## [Text excerpt]

[Start of Attachment]

Does it matter which statin I’m on?

Yes, they differ

Statins vary in potency and side effect profile. Rosuvastatin (Crestor) and atorvastatin (Lipitor) are the most potent. Some people tolerate one significantly better than another. If side effects are an issue, the answer is often a switch or dose adjustment, a discussion worth having with your doctor before considering stopping altogether.

Should I take my statin in the morning or at night?

It depends on the statin

There are some differences between statins, and timing can play a small role, but the most important factor is consistency. Taking it at the same time each day matters more than which hour is chosen. For a fuller explanation of the pharmacology behind this, see our article on the timing of cholesterol-lowering medications. Your doctor is best placed to advise on what suits your particular medication and routine.

Can I lower my cholesterol naturally?

Worth discussing

Many products claim to lower cholesterol naturally, most have not been tested in proper clinical trials, and caution is warranted. Two approaches with reasonable evidence behind them are plant sterols and a generous fibre intake. A Mediterranean-style diet remains the most well-studied dietary pattern for cardiovascular risk. None of these replace a statin when one is clinically indicated, but they can be meaningful complements. Any supplement addition is worth discussing with your doctor first.

The Side Effects, Taking Them Seriously

Muscle aches and pains are the most commonly reported side effect, and they are real. Roughly 5–10% of people on statins experience some degree of muscle discomfort, though true muscle damage (myopathy) is considerably rarer.

[End of Attachment]

## [Record set]
[Start of Attachment]

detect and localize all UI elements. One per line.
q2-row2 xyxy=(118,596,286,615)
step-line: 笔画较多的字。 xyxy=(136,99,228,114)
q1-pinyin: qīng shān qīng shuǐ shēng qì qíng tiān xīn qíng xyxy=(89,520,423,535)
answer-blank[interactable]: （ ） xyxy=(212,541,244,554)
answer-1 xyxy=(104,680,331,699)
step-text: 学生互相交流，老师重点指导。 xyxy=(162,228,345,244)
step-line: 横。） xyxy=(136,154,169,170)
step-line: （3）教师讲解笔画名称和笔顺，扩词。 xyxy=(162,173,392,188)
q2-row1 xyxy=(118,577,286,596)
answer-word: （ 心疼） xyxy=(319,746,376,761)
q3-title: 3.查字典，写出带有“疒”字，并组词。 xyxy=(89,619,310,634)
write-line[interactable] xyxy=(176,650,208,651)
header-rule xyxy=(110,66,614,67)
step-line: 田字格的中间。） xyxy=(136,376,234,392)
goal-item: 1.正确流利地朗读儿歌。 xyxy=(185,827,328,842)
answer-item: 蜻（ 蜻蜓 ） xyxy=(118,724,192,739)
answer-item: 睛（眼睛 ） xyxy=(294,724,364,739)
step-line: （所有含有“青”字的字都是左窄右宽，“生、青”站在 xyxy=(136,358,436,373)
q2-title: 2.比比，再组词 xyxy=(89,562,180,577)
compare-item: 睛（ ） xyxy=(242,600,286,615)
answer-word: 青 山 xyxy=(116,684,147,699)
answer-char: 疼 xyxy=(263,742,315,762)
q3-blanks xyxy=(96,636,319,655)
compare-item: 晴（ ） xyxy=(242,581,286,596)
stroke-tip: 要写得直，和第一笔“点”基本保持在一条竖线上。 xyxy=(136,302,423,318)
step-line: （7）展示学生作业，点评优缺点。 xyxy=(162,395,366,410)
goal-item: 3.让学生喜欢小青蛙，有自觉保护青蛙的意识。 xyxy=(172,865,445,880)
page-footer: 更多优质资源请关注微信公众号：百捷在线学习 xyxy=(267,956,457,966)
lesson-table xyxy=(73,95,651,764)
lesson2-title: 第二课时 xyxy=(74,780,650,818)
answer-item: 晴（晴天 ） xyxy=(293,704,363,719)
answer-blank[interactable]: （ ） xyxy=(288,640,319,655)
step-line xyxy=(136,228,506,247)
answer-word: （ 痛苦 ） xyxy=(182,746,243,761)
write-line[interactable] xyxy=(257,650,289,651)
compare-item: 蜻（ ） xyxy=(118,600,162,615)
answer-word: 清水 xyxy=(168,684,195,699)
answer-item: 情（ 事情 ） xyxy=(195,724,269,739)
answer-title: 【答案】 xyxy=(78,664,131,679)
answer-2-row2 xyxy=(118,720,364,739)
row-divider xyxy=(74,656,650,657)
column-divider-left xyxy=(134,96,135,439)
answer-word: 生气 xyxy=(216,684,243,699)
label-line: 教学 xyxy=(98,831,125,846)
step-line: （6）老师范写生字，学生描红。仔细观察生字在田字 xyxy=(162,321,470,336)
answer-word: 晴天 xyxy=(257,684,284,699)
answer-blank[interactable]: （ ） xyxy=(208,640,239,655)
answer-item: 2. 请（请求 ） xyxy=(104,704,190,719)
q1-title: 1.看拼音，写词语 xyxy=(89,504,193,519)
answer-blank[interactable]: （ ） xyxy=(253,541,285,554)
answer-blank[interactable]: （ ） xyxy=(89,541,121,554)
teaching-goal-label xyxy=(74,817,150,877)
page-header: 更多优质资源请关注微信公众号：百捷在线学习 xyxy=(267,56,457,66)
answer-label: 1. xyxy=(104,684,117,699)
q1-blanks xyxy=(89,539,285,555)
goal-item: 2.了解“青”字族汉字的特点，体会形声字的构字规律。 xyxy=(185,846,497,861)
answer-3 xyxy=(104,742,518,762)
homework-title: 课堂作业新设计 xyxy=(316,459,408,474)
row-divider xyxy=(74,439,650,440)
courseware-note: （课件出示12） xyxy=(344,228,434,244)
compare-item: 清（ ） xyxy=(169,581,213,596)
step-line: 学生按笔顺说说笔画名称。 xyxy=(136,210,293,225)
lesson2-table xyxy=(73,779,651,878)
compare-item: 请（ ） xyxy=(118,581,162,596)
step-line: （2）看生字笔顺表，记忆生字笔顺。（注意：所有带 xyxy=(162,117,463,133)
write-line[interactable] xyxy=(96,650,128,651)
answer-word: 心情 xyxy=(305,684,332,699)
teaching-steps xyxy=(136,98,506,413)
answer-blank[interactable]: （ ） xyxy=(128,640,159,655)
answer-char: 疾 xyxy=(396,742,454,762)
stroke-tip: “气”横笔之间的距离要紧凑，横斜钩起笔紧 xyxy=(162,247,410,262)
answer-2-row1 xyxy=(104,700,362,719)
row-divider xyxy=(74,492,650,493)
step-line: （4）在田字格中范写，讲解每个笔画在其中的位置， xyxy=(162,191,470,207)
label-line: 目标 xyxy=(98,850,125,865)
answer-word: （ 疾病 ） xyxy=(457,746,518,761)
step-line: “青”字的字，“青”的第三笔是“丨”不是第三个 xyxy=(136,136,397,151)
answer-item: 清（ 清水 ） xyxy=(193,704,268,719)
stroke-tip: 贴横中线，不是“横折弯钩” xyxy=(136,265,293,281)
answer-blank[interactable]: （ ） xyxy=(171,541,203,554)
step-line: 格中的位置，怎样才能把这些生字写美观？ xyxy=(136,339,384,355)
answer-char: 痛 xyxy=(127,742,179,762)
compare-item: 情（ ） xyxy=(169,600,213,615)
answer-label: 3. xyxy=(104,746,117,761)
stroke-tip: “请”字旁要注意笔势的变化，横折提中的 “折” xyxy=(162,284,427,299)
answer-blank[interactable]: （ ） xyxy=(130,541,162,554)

[End of Attachment]

## [Task requirements]
1 – Summarize the text on statins in two sentences.
2 – According to the text on statins, which two statins are the most potent?
3 – Return the passage of the text on statins from "Statins vary in" up to and including "or at night?".
Rely only on the text on statins, not on the records.

## [Answers given]
1 – Statins differ in potency and side effects, and taking one at the same time each day matters more than the hour chosen. Plant sterols, generous fiber intake and a Mediterranean-style diet can complement a statin but not replace one, and muscle aches, the most common side effect, affect roughly 5–10% of users.

2 – Rosuvastatin (Crestor) and atorvastatin (Lipitor).

3 –
Statins vary in potency and side effect profile. Rosuvastatin (Crestor) and atorvastatin (Lipitor) are the most potent. Some people tolerate one significantly better than another. If side effects are an issue, the answer is often a switch or dose adjustment, a discussion worth having with your doctor before considering stopping altogether.

Should I take my statin in the morning or at night?